§ SUPPLIED ENTRIES
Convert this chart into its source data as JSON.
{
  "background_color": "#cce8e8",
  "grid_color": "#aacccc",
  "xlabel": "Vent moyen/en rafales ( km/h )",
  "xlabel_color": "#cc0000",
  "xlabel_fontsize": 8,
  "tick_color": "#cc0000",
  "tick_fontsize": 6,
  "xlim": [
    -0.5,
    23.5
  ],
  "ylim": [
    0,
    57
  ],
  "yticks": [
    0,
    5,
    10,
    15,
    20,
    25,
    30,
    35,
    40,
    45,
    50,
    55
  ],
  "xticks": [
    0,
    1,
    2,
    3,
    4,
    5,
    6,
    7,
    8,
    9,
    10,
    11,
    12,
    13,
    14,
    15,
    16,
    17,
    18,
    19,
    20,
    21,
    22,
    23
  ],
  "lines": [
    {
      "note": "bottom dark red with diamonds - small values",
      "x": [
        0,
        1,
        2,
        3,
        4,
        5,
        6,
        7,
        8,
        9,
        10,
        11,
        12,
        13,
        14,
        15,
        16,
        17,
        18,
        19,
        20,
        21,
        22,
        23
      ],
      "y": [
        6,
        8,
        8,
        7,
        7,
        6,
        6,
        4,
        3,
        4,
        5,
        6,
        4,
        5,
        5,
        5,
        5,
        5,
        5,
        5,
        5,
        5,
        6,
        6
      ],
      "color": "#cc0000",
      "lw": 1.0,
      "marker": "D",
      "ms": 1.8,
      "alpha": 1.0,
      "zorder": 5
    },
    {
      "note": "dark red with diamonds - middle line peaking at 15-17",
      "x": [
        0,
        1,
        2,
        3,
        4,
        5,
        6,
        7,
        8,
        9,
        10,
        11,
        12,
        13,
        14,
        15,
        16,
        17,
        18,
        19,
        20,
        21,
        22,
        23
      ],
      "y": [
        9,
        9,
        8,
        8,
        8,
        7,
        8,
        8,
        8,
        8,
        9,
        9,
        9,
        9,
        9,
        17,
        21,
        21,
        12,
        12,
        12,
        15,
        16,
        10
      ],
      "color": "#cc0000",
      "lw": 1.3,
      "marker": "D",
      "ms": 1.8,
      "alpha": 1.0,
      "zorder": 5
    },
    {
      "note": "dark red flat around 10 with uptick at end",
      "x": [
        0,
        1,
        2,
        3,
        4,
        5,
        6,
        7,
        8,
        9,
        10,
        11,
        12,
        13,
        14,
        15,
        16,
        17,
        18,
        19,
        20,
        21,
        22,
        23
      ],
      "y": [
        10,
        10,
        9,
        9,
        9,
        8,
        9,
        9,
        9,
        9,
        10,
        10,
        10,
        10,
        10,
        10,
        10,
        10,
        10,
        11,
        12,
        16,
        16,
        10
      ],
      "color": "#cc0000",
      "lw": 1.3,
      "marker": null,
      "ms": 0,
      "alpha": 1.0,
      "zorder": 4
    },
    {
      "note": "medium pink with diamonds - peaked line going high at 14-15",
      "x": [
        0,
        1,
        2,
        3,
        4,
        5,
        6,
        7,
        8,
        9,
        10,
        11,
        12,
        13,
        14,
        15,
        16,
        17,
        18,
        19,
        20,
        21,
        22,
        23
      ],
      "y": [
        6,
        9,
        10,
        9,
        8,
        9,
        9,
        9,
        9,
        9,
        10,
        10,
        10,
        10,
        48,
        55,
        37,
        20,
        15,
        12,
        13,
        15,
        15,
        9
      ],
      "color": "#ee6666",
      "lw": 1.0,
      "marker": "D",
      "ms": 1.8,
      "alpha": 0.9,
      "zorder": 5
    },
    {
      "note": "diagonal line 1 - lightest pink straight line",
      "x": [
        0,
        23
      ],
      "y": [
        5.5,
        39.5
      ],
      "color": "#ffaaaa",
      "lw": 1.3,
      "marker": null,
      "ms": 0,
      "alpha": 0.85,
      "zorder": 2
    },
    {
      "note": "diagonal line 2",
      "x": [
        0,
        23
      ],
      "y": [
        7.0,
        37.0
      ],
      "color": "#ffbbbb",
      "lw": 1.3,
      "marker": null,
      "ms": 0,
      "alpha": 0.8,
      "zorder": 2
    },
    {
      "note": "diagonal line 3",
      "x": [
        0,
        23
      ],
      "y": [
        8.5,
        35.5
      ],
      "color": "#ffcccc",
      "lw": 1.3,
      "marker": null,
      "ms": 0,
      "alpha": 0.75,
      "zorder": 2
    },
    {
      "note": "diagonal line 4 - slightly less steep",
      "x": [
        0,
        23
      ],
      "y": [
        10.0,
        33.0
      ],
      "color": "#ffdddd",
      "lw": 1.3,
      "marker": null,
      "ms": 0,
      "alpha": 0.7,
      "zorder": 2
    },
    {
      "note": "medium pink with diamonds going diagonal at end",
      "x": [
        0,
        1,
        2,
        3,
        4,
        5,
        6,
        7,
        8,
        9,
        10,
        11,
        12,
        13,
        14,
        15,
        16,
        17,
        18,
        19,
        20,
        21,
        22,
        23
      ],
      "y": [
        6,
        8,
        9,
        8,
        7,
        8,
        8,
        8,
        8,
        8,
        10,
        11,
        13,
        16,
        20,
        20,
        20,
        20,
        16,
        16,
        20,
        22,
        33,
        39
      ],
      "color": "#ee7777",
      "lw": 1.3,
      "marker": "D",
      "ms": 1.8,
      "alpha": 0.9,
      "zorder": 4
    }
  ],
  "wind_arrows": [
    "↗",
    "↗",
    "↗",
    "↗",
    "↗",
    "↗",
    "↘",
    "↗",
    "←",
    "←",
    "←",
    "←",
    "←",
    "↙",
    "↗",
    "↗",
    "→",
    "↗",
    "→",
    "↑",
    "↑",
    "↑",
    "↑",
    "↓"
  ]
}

§ EXERCISE INSTRUCTIONS
Repeat the records above in full, character for character.

§ TASK ANSWER
Convert this chart into its source data as JSON.
{
  "background_color": "#cce8e8",
  "grid_color": "#aacccc",
  "xlabel": "Vent moyen/en rafales ( km/h )",
  "xlabel_color": "#cc0000",
  "xlabel_fontsize": 8,
  "tick_color": "#cc0000",
  "tick_fontsize": 6,
  "xlim": [
    -0.5,
    23.5
  ],
  "ylim": [
    0,
    57
  ],
  "yticks": [
    0,
    5,
    10,
    15,
    20,
    25,
    30,
    35,
    40,
    45,
    50,
    55
  ],
  "xticks": [
    0,
    1,
    2,
    3,
    4,
    5,
    6,
    7,
    8,
    9,
    10,
    11,
    12,
    13,
    14,
    15,
    16,
    17,
    18,
    19,
    20,
    21,
    22,
    23
  ],
  "lines": [
    {
      "note": "bottom dark red with diamonds - small values",
      "x": [
        0,
        1,
        2,
        3,
        4,
        5,
        6,
        7,
        8,
        9,
        10,
        11,
        12,
        13,
        14,
        15,
        16,
        17,
        18,
        19,
        20,
        21,
        22,
        23
      ],
      "y": [
        6,
        8,
        8,
        7,
        7,
        6,
        6,
        4,
        3,
        4,
        5,
        6,
        4,
        5,
        5,
        5,
        5,
        5,
        5,
        5,
        5,
        5,
        6,
        6
      ],
      "color": "#cc0000",
      "lw": 1.0,
      "marker": "D",
      "ms": 1.8,
      "alpha": 1.0,
      "zorder": 5
    },
    {
      "note": "dark red with diamonds - middle line peaking at 15-17",
      "x": [
        0,
        1,
        2,
        3,
        4,
        5,
        6,
        7,
        8,
        9,
        10,
        11,
        12,
        13,
        14,
        15,
        16,
        17,
        18,
        19,
        20,
        21,
        22,
        23
      ],
      "y": [
        9,
        9,
        8,
        8,
        8,
        7,
        8,
        8,
        8,
        8,
        9,
        9,
        9,
        9,
        9,
        17,
        21,
        21,
        12,
        12,
        12,
        15,
        16,
        10
      ],
      "color": "#cc0000",
      "lw": 1.3,
      "marker": "D",
      "ms": 1.8,
      "alpha": 1.0,
      "zorder": 5
    },
    {
      "note": "dark red flat around 10 with uptick at end",
      "x": [
        0,
        1,
        2,
        3,
        4,
        5,
        6,
        7,
        8,
        9,
        10,
        11,
        12,
        13,
        14,
        15,
        16,
        17,
        18,
        19,
        20,
        21,
        22,
        23
      ],
      "y": [
        10,
        10,
        9,
        9,
        9,
        8,
        9,
        9,
        9,
        9,
        10,
        10,
        10,
        10,
        10,
        10,
        10,
        10,
        10,
        11,
        12,
        16,
        16,
        10
      ],
      "color": "#cc0000",
      "lw": 1.3,
      "marker": null,
      "ms": 0,
      "alpha": 1.0,
      "zorder": 4
    },
    {
      "note": "medium pink with diamonds - peaked line going high at 14-15",
      "x": [
        0,
        1,
        2,
        3,
        4,
        5,
        6,
        7,
        8,
        9,
        10,
        11,
        12,
        13,
        14,
        15,
        16,
        17,
        18,
        19,
        20,
        21,
        22,
        23
      ],
      "y": [
        6,
        9,
        10,
        9,
        8,
        9,
        9,
        9,
        9,
        9,
        10,
        10,
        10,
        10,
        48,
        55,
        37,
        20,
        15,
        12,
        13,
        15,
        15,
        9
      ],
      "color": "#ee6666",
      "lw": 1.0,
      "marker": "D",
      "ms": 1.8,
      "alpha": 0.9,
      "zorder": 5
    },
    {
      "note": "diagonal line 1 - lightest pink straight line",
      "x": [
        0,
        23
      ],
      "y": [
        5.5,
        39.5
      ],
      "color": "#ffaaaa",
      "lw": 1.3,
      "marker": null,
      "ms": 0,
      "alpha": 0.85,
      "zorder": 2
    },
    {
      "note": "diagonal line 2",
      "x": [
        0,
        23
      ],
      "y": [
        7.0,
        37.0
      ],
      "color": "#ffbbbb",
      "lw": 1.3,
      "marker": null,
      "ms": 0,
      "alpha": 0.8,
      "zorder": 2
    },
    {
      "note": "diagonal line 3",
      "x": [
        0,
        23
      ],
      "y": [
        8.5,
        35.5
      ],
      "color": "#ffcccc",
      "lw": 1.3,
      "marker": null,
      "ms": 0,
      "alpha": 0.75,
      "zorder": 2
    },
    {
      "note": "diagonal line 4 - slightly less steep",
      "x": [
        0,
        23
      ],
      "y": [
        10.0,
        33.0
      ],
      "color": "#ffdddd",
      "lw": 1.3,
      "marker": null,
      "ms": 0,
      "alpha": 0.7,
      "zorder": 2
    },
    {
      "note": "medium pink with diamonds going diagonal at end",
      "x": [
        0,
        1,
        2,
        3,
        4,
        5,
        6,
        7,
        8,
        9,
        10,
        11,
        12,
        13,
        14,
        15,
        16,
        17,
        18,
        19,
        20,
        21,
        22,
        23
      ],
      "y": [
        6,
        8,
        9,
        8,
        7,
        8,
        8,
        8,
        8,
        8,
        10,
        11,
        13,
        16,
        20,
        20,
        20,
        20,
        16,
        16,
        20,
        22,
        33,
        39
      ],
      "color": "#ee7777",
      "lw": 1.3,
      "marker": "D",
      "ms": 1.8,
      "alpha": 0.9,
      "zorder": 4
    }
  ],
  "wind_arrows": [
    "↗",
    "↗",
    "↗",
    "↗",
    "↗",
    "↗",
    "↘",
    "↗",
    "←",
    "←",
    "←",
    "←",
    "←",
    "↙",
    "↗",
    "↗",
    "→",
    "↗",
    "→",
    "↑",
    "↑",
    "↑",
    "↑",
    "↓"
  ]
}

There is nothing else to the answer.